Requirements: Report only the number of lines in this material that include "MOCK".

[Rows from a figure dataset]
_ _ _ _
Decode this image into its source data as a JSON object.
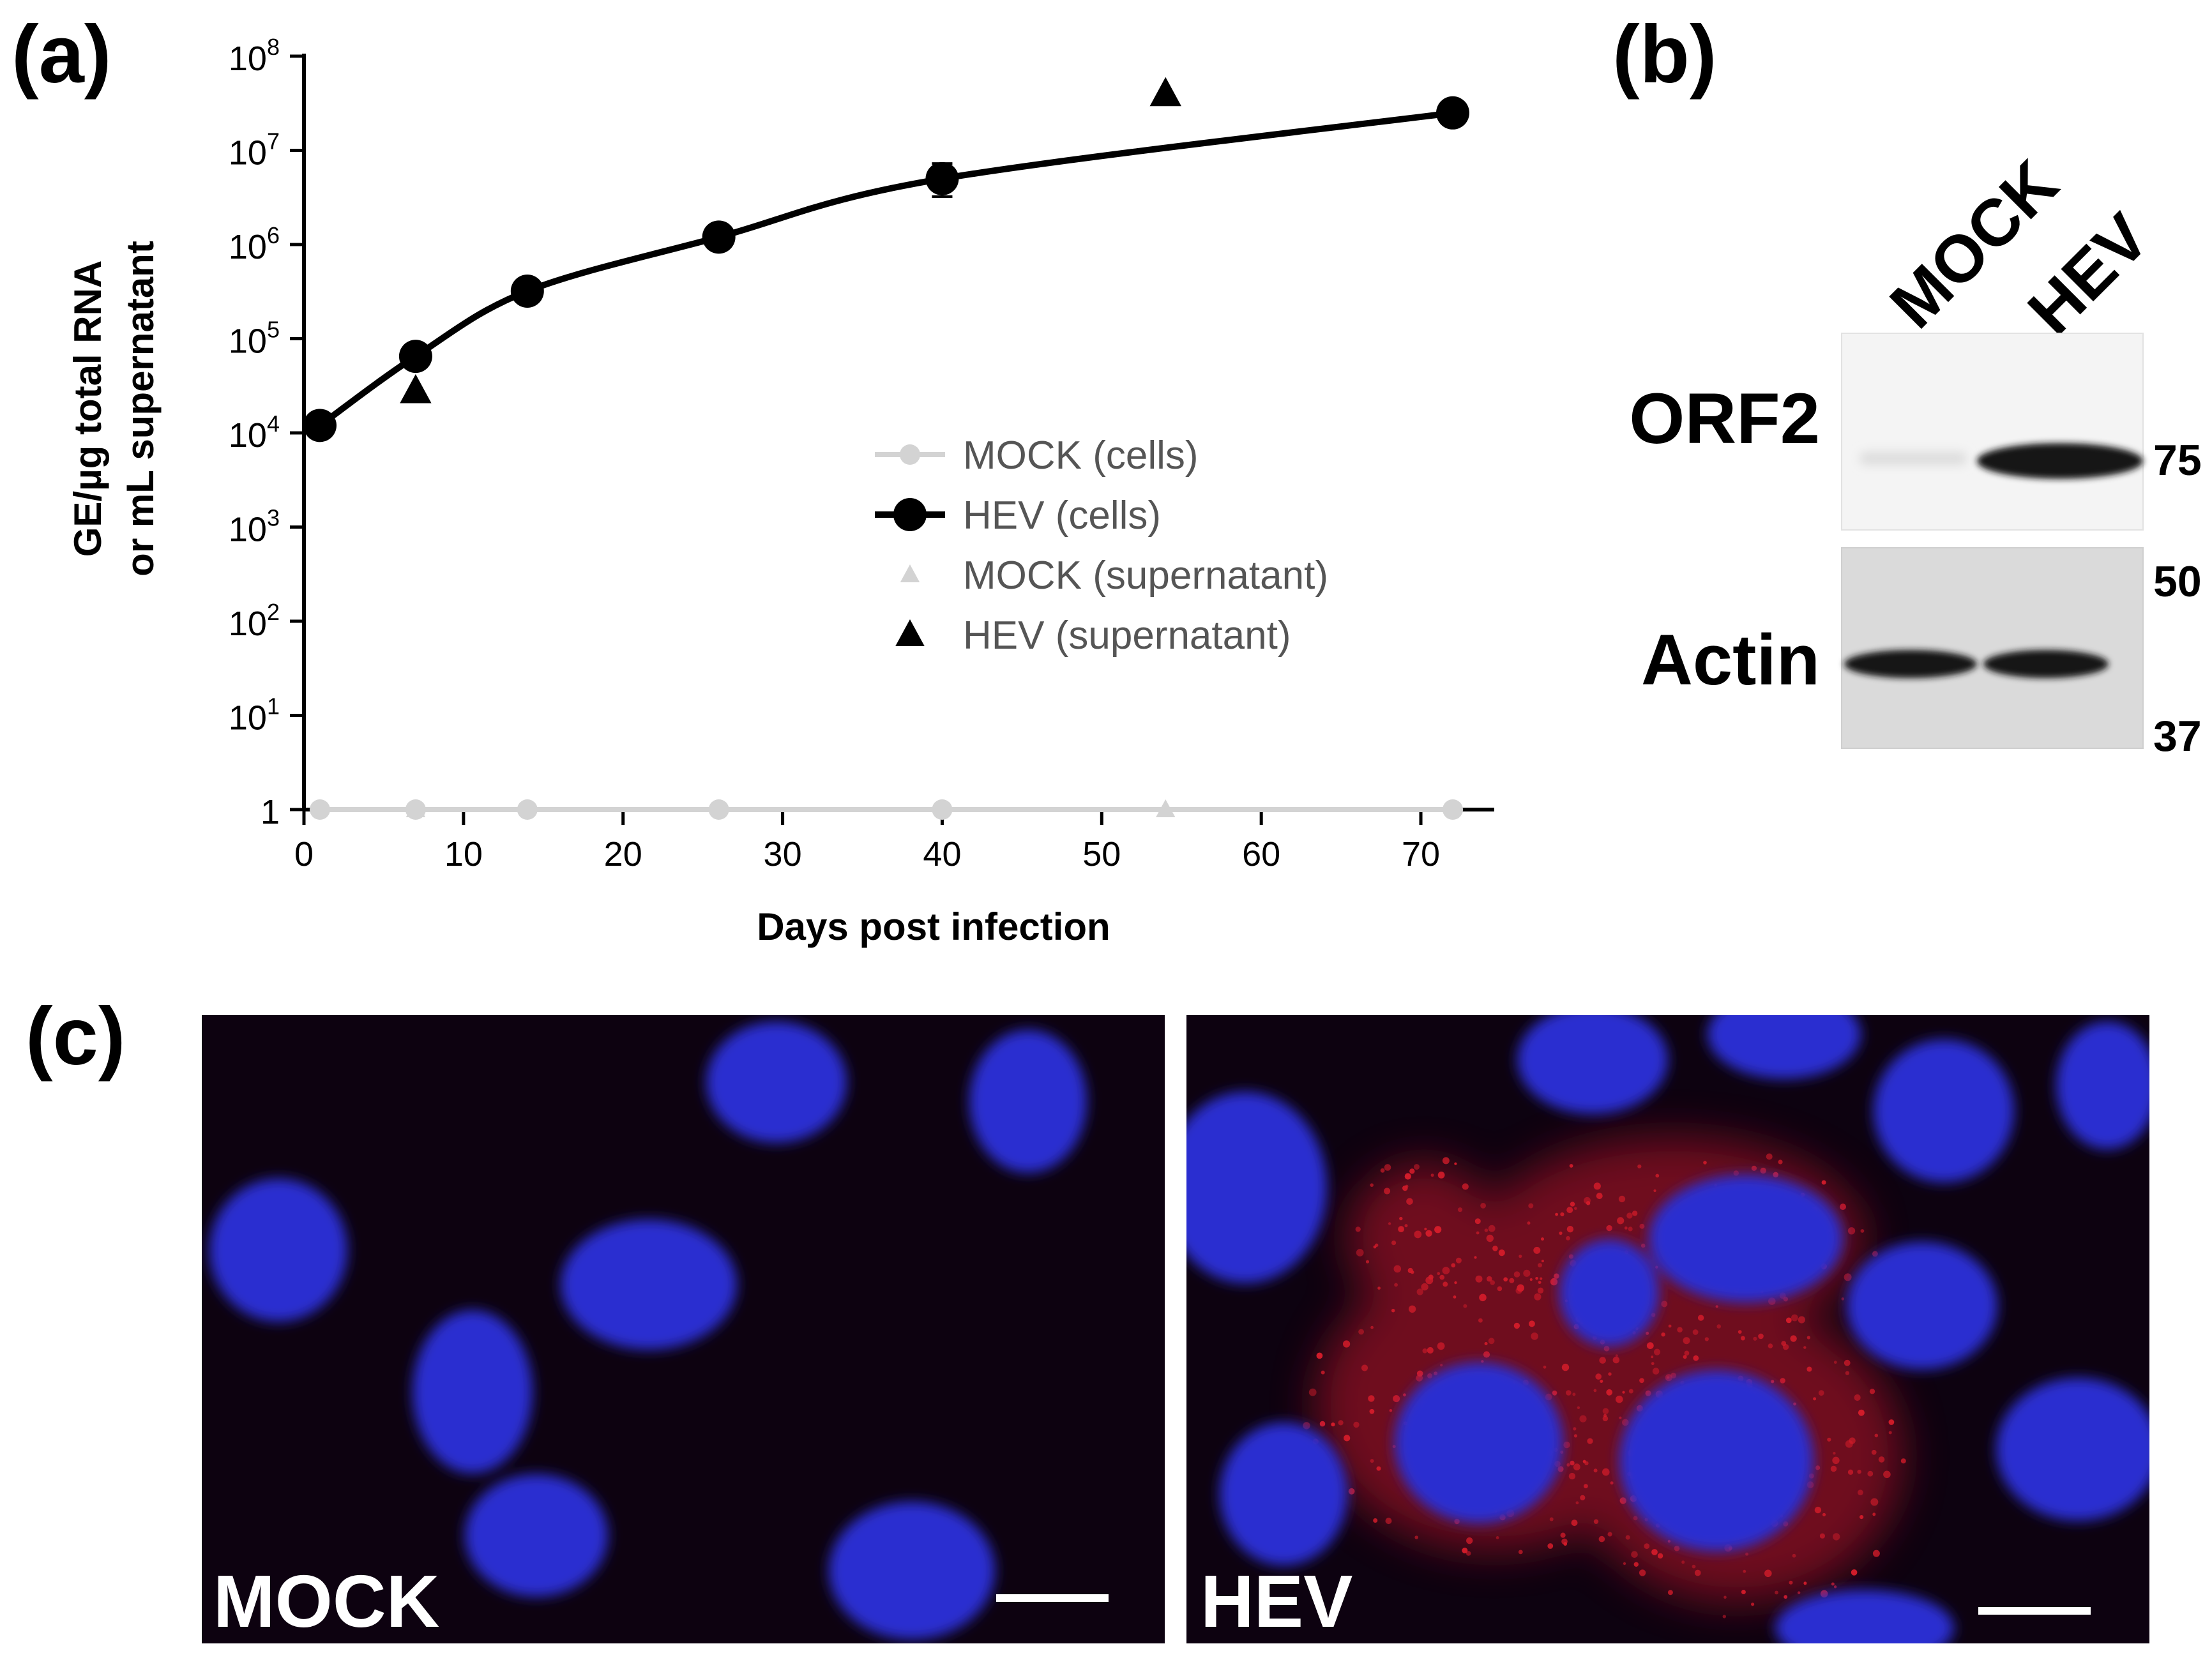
{
  "panels": {
    "a": {
      "label": "(a)"
    },
    "b": {
      "label": "(b)"
    },
    "c": {
      "label": "(c)"
    }
  },
  "chart_data": {
    "type": "line",
    "title": "",
    "xlabel": "Days post infection",
    "ylabel_line1": "GE/µg total RNA",
    "ylabel_line2": "or mL supernatant",
    "xlim": [
      0,
      73
    ],
    "xticks": [
      0,
      10,
      20,
      30,
      40,
      50,
      60,
      70
    ],
    "y_scale": "log",
    "ylim": [
      1,
      100000000
    ],
    "yticks": [
      {
        "value": 1,
        "base": "1",
        "exp": ""
      },
      {
        "value": 10,
        "base": "10",
        "exp": "1"
      },
      {
        "value": 100,
        "base": "10",
        "exp": "2"
      },
      {
        "value": 1000,
        "base": "10",
        "exp": "3"
      },
      {
        "value": 10000,
        "base": "10",
        "exp": "4"
      },
      {
        "value": 100000,
        "base": "10",
        "exp": "5"
      },
      {
        "value": 1000000,
        "base": "10",
        "exp": "6"
      },
      {
        "value": 10000000,
        "base": "10",
        "exp": "7"
      },
      {
        "value": 100000000,
        "base": "10",
        "exp": "8"
      }
    ],
    "legend_position": "center-right",
    "series": [
      {
        "name": "MOCK (cells)",
        "marker": "circle",
        "line": true,
        "color": "#d3d3d3",
        "x": [
          1,
          7,
          14,
          26,
          40,
          72
        ],
        "y": [
          1,
          1,
          1,
          1,
          1,
          1
        ]
      },
      {
        "name": "HEV (cells)",
        "marker": "circle",
        "line": true,
        "color": "#000000",
        "x": [
          1,
          7,
          14,
          26,
          40,
          72
        ],
        "y": [
          12000,
          65000,
          320000,
          1200000,
          5000000,
          25000000
        ],
        "error_at_x": 40
      },
      {
        "name": "MOCK (supernatant)",
        "marker": "triangle",
        "line": false,
        "color": "#d3d3d3",
        "x": [
          7,
          54
        ],
        "y": [
          1,
          1
        ]
      },
      {
        "name": "HEV (supernatant)",
        "marker": "triangle",
        "line": false,
        "color": "#000000",
        "x": [
          7,
          54
        ],
        "y": [
          28000,
          40000000
        ]
      }
    ]
  },
  "western_blot": {
    "lanes": [
      "MOCK",
      "HEV"
    ],
    "rows": [
      {
        "label": "ORF2",
        "bands": [
          "none",
          "strong"
        ]
      },
      {
        "label": "Actin",
        "bands": [
          "strong",
          "strong"
        ]
      }
    ],
    "markers": [
      "75",
      "50",
      "37"
    ]
  },
  "microscopy": {
    "images": [
      {
        "label": "MOCK",
        "stain": "nuclei blue",
        "red_signal": "none"
      },
      {
        "label": "HEV",
        "stain": "nuclei blue",
        "red_signal": "cytoplasmic red puncta"
      }
    ],
    "colors": {
      "background": "#0d0210",
      "nucleus": "#2a2fd0",
      "orf2": "#d21c2a"
    }
  }
}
_ _ _ _
Written solution: 4